Source records
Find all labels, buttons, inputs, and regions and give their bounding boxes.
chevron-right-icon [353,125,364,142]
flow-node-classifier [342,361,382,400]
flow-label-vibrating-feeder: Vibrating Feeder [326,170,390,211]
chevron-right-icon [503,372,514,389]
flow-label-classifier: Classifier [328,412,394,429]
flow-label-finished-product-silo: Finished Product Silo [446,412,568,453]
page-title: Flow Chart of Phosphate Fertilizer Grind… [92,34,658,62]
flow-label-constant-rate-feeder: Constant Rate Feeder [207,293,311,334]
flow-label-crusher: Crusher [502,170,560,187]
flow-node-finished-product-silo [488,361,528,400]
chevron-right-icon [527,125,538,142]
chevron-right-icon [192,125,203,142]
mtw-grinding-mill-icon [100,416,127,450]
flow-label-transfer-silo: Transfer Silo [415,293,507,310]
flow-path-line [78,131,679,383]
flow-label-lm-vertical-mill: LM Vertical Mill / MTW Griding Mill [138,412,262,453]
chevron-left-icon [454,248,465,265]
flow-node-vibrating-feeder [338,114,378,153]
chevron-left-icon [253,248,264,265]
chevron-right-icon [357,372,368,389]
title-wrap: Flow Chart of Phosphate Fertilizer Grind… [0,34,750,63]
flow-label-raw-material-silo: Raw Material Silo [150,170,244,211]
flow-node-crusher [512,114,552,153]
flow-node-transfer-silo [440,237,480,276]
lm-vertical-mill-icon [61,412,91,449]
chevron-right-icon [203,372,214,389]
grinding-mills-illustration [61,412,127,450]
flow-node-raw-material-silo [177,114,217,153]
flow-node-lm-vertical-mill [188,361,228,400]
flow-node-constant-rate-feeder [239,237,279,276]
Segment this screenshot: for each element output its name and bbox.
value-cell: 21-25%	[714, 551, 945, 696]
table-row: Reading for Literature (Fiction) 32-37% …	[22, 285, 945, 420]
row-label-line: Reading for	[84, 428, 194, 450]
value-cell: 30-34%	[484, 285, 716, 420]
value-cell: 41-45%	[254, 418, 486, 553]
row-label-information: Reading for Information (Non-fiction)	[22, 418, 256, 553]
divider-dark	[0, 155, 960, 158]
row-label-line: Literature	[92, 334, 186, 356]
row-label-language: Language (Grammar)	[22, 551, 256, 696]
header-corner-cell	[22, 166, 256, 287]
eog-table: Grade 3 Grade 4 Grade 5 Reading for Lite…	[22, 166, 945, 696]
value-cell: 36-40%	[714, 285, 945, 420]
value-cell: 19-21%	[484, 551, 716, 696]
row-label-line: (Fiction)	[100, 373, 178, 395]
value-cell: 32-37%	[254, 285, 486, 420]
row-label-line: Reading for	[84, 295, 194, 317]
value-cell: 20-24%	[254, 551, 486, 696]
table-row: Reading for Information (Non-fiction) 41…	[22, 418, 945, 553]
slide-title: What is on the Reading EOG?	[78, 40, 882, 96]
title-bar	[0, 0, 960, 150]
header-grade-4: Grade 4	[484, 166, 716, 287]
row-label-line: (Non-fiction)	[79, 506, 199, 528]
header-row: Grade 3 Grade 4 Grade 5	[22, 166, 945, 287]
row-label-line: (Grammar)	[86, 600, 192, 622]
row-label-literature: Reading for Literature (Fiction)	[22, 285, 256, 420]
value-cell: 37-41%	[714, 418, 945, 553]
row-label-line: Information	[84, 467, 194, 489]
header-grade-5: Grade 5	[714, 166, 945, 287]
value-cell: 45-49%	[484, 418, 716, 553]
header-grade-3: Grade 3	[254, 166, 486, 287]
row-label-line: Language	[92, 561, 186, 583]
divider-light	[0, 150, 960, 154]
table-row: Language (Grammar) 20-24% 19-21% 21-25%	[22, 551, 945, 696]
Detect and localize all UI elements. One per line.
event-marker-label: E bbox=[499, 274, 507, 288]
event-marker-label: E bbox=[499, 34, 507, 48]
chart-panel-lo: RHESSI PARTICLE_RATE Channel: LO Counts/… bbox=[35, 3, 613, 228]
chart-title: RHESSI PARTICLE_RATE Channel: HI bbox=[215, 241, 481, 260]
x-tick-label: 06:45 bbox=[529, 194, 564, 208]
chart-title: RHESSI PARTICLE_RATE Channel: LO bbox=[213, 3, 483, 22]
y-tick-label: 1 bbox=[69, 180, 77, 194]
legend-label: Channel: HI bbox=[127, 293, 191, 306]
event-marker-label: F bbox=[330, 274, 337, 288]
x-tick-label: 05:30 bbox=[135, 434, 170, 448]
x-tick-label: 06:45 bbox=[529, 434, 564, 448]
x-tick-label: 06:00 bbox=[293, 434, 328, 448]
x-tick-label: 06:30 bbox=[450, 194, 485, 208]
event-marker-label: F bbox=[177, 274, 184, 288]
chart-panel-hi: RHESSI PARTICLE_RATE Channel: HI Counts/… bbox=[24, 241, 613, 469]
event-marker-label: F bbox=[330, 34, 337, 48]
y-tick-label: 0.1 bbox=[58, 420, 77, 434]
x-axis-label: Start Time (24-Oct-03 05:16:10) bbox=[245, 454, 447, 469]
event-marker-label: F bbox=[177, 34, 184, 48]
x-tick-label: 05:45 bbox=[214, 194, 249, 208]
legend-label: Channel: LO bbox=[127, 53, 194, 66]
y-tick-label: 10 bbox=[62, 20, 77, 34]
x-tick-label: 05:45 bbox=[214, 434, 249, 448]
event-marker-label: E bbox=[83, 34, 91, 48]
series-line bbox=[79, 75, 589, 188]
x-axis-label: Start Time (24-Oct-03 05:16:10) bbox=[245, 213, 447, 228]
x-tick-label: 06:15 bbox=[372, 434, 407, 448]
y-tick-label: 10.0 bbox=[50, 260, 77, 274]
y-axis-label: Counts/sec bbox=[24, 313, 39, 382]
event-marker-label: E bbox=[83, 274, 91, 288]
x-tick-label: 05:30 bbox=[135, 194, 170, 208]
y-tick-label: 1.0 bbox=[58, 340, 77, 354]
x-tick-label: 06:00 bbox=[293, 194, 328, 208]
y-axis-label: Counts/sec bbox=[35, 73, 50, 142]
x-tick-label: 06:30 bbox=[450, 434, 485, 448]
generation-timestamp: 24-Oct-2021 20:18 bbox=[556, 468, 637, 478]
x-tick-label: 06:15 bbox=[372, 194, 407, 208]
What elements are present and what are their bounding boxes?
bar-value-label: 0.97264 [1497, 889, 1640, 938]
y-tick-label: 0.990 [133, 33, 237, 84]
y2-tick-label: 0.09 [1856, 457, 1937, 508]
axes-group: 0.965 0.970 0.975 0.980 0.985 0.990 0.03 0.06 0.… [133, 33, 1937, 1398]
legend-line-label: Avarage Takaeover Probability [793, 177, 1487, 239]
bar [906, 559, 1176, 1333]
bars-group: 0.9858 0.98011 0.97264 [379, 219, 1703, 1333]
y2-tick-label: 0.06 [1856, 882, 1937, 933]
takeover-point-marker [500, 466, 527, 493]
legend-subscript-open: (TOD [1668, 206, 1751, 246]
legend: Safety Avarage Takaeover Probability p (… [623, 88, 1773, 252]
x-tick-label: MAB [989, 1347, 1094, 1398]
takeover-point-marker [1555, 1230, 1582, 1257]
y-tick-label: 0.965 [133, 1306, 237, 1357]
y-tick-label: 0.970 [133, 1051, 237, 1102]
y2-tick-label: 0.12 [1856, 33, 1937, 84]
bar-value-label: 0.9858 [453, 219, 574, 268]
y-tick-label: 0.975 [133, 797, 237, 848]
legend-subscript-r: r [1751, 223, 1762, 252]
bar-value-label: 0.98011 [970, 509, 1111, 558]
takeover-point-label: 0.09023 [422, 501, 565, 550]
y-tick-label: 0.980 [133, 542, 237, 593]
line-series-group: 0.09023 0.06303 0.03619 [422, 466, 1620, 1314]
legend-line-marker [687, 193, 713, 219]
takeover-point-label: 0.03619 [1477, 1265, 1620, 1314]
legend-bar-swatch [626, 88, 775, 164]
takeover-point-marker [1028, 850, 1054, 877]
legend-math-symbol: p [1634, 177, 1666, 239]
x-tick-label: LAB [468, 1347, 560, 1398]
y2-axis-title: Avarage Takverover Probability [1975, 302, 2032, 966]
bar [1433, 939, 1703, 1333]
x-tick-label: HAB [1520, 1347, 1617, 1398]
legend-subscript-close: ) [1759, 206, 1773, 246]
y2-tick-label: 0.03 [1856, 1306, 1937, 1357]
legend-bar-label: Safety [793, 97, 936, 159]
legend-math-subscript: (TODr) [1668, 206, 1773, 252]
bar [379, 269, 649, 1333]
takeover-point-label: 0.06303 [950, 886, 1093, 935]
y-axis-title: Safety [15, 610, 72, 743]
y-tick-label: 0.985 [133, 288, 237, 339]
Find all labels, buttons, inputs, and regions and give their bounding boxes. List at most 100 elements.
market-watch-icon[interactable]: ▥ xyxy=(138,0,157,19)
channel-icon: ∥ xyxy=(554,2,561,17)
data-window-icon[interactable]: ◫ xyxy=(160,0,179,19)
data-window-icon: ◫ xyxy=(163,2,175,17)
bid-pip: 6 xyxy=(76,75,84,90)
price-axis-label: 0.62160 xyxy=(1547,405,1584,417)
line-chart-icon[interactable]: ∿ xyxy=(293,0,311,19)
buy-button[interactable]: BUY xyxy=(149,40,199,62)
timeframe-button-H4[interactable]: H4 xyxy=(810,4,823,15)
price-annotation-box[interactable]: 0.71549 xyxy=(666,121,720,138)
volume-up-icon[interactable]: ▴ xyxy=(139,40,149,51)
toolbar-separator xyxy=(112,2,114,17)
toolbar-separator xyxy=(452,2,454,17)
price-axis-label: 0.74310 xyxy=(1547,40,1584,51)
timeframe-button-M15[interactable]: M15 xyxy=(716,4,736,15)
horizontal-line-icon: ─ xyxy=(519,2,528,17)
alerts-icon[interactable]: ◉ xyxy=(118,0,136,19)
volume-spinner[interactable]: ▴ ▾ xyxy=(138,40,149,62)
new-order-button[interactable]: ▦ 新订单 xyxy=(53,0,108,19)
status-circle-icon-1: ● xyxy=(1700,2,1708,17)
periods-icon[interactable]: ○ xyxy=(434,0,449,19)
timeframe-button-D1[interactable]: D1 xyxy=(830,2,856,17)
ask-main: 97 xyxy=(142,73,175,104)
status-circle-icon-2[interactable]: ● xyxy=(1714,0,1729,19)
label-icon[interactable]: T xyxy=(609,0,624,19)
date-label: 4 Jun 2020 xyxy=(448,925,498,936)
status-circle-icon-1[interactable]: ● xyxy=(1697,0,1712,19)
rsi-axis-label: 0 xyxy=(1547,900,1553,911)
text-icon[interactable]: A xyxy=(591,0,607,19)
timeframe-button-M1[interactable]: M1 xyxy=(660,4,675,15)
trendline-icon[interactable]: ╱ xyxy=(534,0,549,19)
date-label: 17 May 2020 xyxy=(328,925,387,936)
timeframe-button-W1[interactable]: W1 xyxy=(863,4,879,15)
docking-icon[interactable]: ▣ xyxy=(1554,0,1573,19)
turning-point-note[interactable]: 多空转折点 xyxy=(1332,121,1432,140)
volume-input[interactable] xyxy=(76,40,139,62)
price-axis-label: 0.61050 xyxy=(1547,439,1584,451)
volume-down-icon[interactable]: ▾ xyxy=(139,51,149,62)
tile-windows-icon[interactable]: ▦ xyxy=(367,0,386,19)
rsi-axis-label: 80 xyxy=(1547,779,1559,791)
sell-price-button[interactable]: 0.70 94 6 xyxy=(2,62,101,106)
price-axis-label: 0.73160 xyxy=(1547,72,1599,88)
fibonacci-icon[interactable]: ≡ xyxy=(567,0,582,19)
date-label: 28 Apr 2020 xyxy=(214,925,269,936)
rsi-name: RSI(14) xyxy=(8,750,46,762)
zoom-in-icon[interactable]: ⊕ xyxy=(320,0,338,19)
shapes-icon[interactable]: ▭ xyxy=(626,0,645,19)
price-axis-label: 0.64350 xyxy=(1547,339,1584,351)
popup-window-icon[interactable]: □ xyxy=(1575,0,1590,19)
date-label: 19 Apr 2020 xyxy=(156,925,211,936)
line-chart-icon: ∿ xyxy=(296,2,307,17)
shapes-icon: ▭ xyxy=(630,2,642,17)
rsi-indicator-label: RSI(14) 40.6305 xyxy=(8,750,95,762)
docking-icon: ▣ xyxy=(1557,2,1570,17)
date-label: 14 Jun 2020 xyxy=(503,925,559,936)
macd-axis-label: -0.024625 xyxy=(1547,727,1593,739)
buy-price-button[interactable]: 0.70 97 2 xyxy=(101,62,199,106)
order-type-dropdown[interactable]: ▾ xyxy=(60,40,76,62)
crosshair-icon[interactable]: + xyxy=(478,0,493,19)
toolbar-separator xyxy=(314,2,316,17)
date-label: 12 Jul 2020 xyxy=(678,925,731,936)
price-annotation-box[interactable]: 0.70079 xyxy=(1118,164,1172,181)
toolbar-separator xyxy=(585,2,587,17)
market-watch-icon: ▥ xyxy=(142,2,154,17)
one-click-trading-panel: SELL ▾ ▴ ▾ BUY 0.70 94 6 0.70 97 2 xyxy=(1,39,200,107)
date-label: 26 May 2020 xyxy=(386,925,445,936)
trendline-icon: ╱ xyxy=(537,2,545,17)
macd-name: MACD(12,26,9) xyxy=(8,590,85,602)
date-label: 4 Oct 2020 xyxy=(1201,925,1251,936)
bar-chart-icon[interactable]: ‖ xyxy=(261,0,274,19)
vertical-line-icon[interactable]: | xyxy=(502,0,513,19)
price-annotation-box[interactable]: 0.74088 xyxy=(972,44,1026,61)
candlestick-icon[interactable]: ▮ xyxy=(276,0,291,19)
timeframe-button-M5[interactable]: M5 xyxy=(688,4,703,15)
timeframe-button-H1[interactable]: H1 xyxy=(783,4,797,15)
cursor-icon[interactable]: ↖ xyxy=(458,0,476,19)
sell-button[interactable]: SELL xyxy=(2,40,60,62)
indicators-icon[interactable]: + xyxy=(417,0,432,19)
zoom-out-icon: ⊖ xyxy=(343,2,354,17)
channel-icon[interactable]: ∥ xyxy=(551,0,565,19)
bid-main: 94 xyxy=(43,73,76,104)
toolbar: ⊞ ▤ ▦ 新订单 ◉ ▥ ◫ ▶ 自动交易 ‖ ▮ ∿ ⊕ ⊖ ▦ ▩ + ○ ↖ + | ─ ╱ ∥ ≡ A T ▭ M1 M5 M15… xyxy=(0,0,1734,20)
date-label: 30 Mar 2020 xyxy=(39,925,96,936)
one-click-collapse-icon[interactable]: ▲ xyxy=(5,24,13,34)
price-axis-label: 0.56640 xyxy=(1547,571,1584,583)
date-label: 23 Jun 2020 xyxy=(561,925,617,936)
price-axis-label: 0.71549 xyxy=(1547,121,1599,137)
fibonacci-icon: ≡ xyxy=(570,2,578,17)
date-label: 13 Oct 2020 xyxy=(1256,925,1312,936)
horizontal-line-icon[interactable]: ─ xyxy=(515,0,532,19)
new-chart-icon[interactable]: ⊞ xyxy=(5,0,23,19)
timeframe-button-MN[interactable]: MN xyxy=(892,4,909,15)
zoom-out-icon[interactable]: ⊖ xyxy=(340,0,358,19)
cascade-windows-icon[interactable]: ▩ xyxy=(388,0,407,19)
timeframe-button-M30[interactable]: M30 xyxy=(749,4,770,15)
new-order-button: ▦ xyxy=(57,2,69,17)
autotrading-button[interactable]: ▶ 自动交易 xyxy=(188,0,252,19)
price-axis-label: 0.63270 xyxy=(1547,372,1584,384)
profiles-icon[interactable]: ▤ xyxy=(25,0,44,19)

▸ Problem to work on: Retype every line from the start of the rows through the line containing "334, 186, 356]", with no changes and with that final line included.

▸ Exercise solution:
Find all labels, buttons, inputs, and regions and give their bounding boxes.
chevron-right-icon [353,125,364,142]
flow-node-classifier [342,361,382,400]
flow-label-vibrating-feeder: Vibrating Feeder [326,170,390,211]
chevron-right-icon [503,372,514,389]
flow-label-classifier: Classifier [328,412,394,429]
flow-label-finished-product-silo: Finished Product Silo [446,412,568,453]
page-title: Flow Chart of Phosphate Fertilizer Grind… [92,34,658,62]
flow-label-constant-rate-feeder: Constant Rate Feeder [207,293,311,334]
flow-label-crusher: Crusher [502,170,560,187]
flow-node-finished-product-silo [488,361,528,400]
chevron-right-icon [527,125,538,142]
chevron-right-icon [192,125,203,142]
mtw-grinding-mill-icon [100,416,127,450]
flow-label-transfer-silo: Transfer Silo [415,293,507,310]
flow-path-line [78,131,679,383]
flow-label-lm-vertical-mill: LM Vertical Mill / MTW Griding Mill [138,412,262,453]
chevron-left-icon [454,248,465,265]
flow-node-vibrating-feeder [338,114,378,153]
chevron-left-icon [253,248,264,265]
chevron-right-icon [357,372,368,389]
title-wrap: Flow Chart of Phosphate Fertilizer Grind… [0,34,750,63]
flow-label-raw-material-silo: Raw Material Silo [150,170,244,211]
flow-node-crusher [512,114,552,153]
flow-node-transfer-silo [440,237,480,276]
lm-vertical-mill-icon [61,412,91,449]
chevron-right-icon [203,372,214,389]
grinding-mills-illustration [61,412,127,450]
flow-node-raw-material-silo [177,114,217,153]
flow-node-lm-vertical-mill [188,361,228,400]
flow-node-constant-rate-feeder [239,237,279,276]
Segment this screenshot: for each element output its name and bbox.
value-cell: 21-25%	[714, 551, 945, 696]
table-row: Reading for Literature (Fiction) 32-37% …	[22, 285, 945, 420]
row-label-line: Reading for	[84, 428, 194, 450]
value-cell: 30-34%	[484, 285, 716, 420]
value-cell: 41-45%	[254, 418, 486, 553]
row-label-information: Reading for Information (Non-fiction)	[22, 418, 256, 553]
divider-dark	[0, 155, 960, 158]
row-label-line: Literature	[92, 334, 186, 356]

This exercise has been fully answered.